• _PROMPT 1_
In the passage on flying cars, reproduce the text from "In ground mode, ∀A_i" up to and including "all the A_i.", swapping "braking distance" for "stopping distance".

____________________

Interactions between flying cars and existing ground obstacles are relevant during landing/take-off, which have been simulated only along prefixed, safe routes. Potential obstacles are mainly buildings—especially in high-density/high-populated cities where also variable building heights are expected—and electric cables/antennas—particularly for low-level flights during landing/take-off. Interactions among flying cars and ground cars occur during the transition from flying mode to ground mode, i.e., during landing/take-off, which is allowed within the city only at pre-fixed “transition areas”. Transition areas should be suitably located in the urban context—i.e., in order to both reduce interference with obstacles/ground traffic and minimize disturbances—and then have to be identified where the urban structure is sufficiently dispersed, also by considering the variability of the descent path—e.g., due to meteorological conditions. Reasonably, transition areas are located at no less than the d_min of each other (see below). Dedicated transition roads link transition areas to the ground transport network. The number and location of transition areas and roads within the city should provide a suitable coverage of the city and, at the same time, assuring safe conditions for entering the ground traffic network.

To summarize, the following preliminary conditions have been set to perform the experiment:

• Flying cars are suitably equipped to keep the right distances among them and between them and ground obstacles.
• Flying mode is allowed over the city at a suitable minimum height, while landing and take-off have been allowed only at some prefixed transition areas and roads, which are connected to the ground network.
• To move between specific origin/destination pairs, a combination of flying and ground mode can be adopted: flying mode allows moving quickly for the longer leg between transition nodes, while ground mode has to be used to reach the specific trip destination or to start from a given trip origin.

Starting from the above conditions, the agent-based model has been specified as follows:

1.

Each vehicle i (in flying or ground mode) is associated with an agent A_i (from hereafter the terms agents and vehicle will be used in an interchangeable manner).

2.

For each couple (A_i, A_j) of agents, the following conditions hold:

(a)

In ground mode, ∀A_i following A_j along the ground axis x, the minimum distance d_ij between A_i and A_j is d_ij = t · v_gi + s_ib, where t is the technical time for starting braking, assumed the same for all the A_i (t = 1 sec); v_gi is the ground speed of A_i; s_ib is the braking distance at a constant deceleration a_i, which has been assumed the same for all the A_i.

(b)

In flying mode, ∀A_i flying over A_j, the vertical position along the z axis is h_i = d₀ + n · s_z, where d₀ is the minimum height allowed to overfly the urban area; s_z is the minimum vertical separation between A_i and A_j, which is the same for each couple of agents (A_i, A_j); n is the number of agents under A_i on the z axis.

(c)

In flying mode, ∀A_i following A_j along the same horizontal route, the minimum distance between A_i and A_j is constant and equal to s_x.

(d)

∀A_i passing from ground to flying mode, the climbing occurs at the transition areas based on a booked and confirmed time-slot authorization; this time slot depends on the estimated arrival time at the transition area, which in turn depends on ground traffic conditions.

(e)

∀A_i passing from flying to ground mode, the descent occurs at the transition areas based on a booked and confirmed time-slot authorization; this time slot is estimated when leaving from the origin transition area according to the expected flying time between two transition areas.

Note that agents can use only one horizontal route, although at different heights, then at a first attempt no separations along z have been introduced.

____________________

• _PROMPT 2_
From the rows below, output verbatim the lines from the line with "colorbar-tick-label: 10.0 [337, 780, 367, 795]" up to and including the line with "colorbar-tick-label: 12.5 [408, 780, 437, 795]".

____________________

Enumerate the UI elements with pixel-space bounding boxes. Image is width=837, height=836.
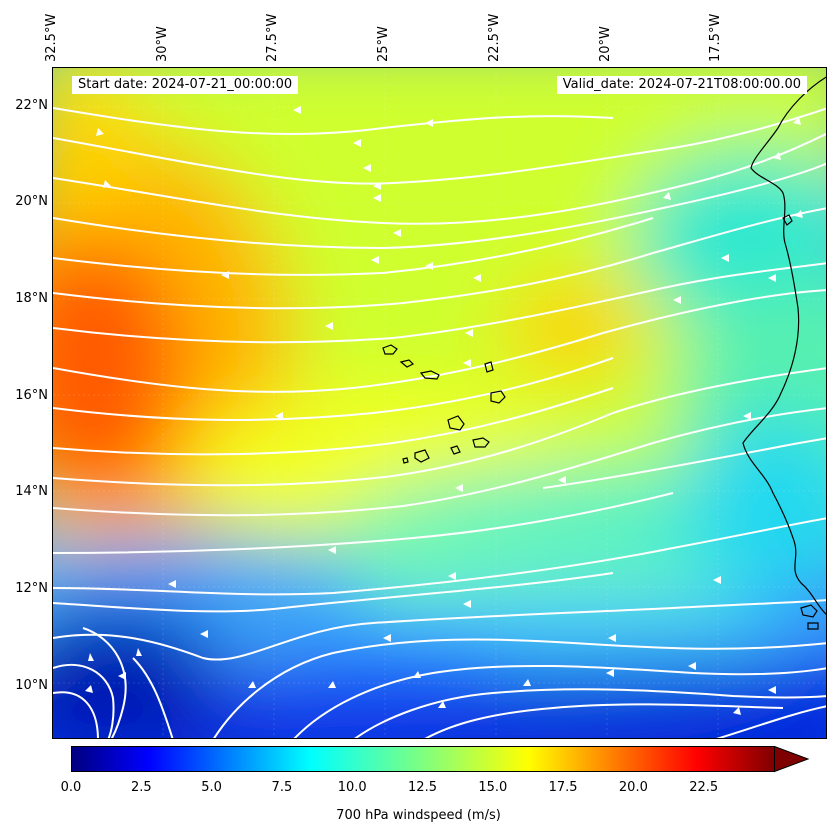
colorbar-tick-label: 10.0 [337, 780, 367, 795]
longitude-label: 32.5°W [44, 13, 59, 62]
colorbar-gradient [71, 746, 775, 772]
longitude-label: 27.5°W [265, 13, 281, 62]
colorbar [71, 746, 810, 773]
colorbar-tick-label: 2.5 [130, 780, 152, 795]
colorbar-tick-label: 7.5 [271, 780, 293, 795]
graticule [53, 68, 826, 738]
valid-date-label: Valid_date: 2024-07-21T08:00:00.00 [556, 76, 807, 94]
colorbar-extend-arrow [774, 746, 810, 773]
colorbar-tick-label: 20.0 [618, 780, 648, 795]
start-date-label: Start date: 2024-07-21_00:00:00 [72, 76, 299, 94]
colorbar-tick-label: 15.0 [478, 780, 508, 795]
streamline-arrows [85, 106, 803, 715]
longitude-label: 17.5°W [708, 13, 724, 62]
colorbar-tick-label: 17.5 [548, 780, 578, 795]
colorbar-tick-label: 12.5 [408, 780, 437, 795]
streamlines [53, 107, 826, 738]
latitude-label: 20°N [15, 194, 48, 210]
latitude-label: 22°N [15, 97, 48, 113]
latitude-label: 18°N [15, 291, 48, 307]
windspeed-field [53, 68, 826, 738]
longitude-label: 30°W [154, 26, 170, 62]
colorbar-tick-label: 5.0 [201, 780, 222, 795]
latitude-label: 16°N [15, 387, 48, 403]
latitude-label: 12°N [15, 581, 48, 597]
longitude-label: 20°W [597, 26, 613, 62]
coastline [382, 76, 826, 630]
longitude-label: 22.5°W [486, 13, 502, 62]
longitude-label: 25°W [376, 26, 392, 62]
colorbar-label: 700 hPa windspeed (m/s) [336, 808, 501, 823]
colorbar-tick-label: 22.5 [689, 780, 719, 795]
latitude-label: 14°N [15, 484, 48, 500]
latitude-label: 10°N [15, 677, 48, 693]
map-panel [52, 67, 827, 739]
colorbar-tick-label: 0.0 [60, 780, 82, 795]
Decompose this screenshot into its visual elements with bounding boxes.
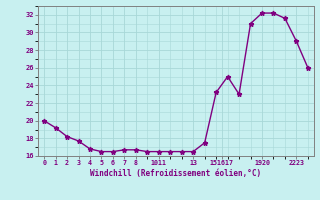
X-axis label: Windchill (Refroidissement éolien,°C): Windchill (Refroidissement éolien,°C) (91, 169, 261, 178)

____________________

• _TASK ANSWER 1_
In ground mode, ∀A_i following A_j along the ground axis x, the minimum distance d_ij between A_i and A_j is d_ij = t · v_gi + s_ib, where t is the technical time for starting braking, assumed the same for all the A_i (t = 1 sec); v_gi is the ground speed of A_i; s_ib is the stopping distance at a constant deceleration a_i, which has been assumed the same for all the A_i.

• _TASK ANSWER 2_
colorbar-tick-label: 10.0 [337, 780, 367, 795]
longitude-label: 32.5°W [44, 13, 59, 62]
colorbar-gradient [71, 746, 775, 772]
longitude-label: 27.5°W [265, 13, 281, 62]
colorbar [71, 746, 810, 773]
colorbar-tick-label: 2.5 [130, 780, 152, 795]
colorbar-tick-label: 7.5 [271, 780, 293, 795]
graticule [53, 68, 826, 738]
valid-date-label: Valid_date: 2024-07-21T08:00:00.00 [556, 76, 807, 94]
colorbar-extend-arrow [774, 746, 810, 773]
colorbar-tick-label: 20.0 [618, 780, 648, 795]
start-date-label: Start date: 2024-07-21_00:00:00 [72, 76, 299, 94]
colorbar-tick-label: 15.0 [478, 780, 508, 795]
streamline-arrows [85, 106, 803, 715]
longitude-label: 17.5°W [708, 13, 724, 62]
colorbar-tick-label: 17.5 [548, 780, 578, 795]
colorbar-tick-label: 12.5 [408, 780, 437, 795]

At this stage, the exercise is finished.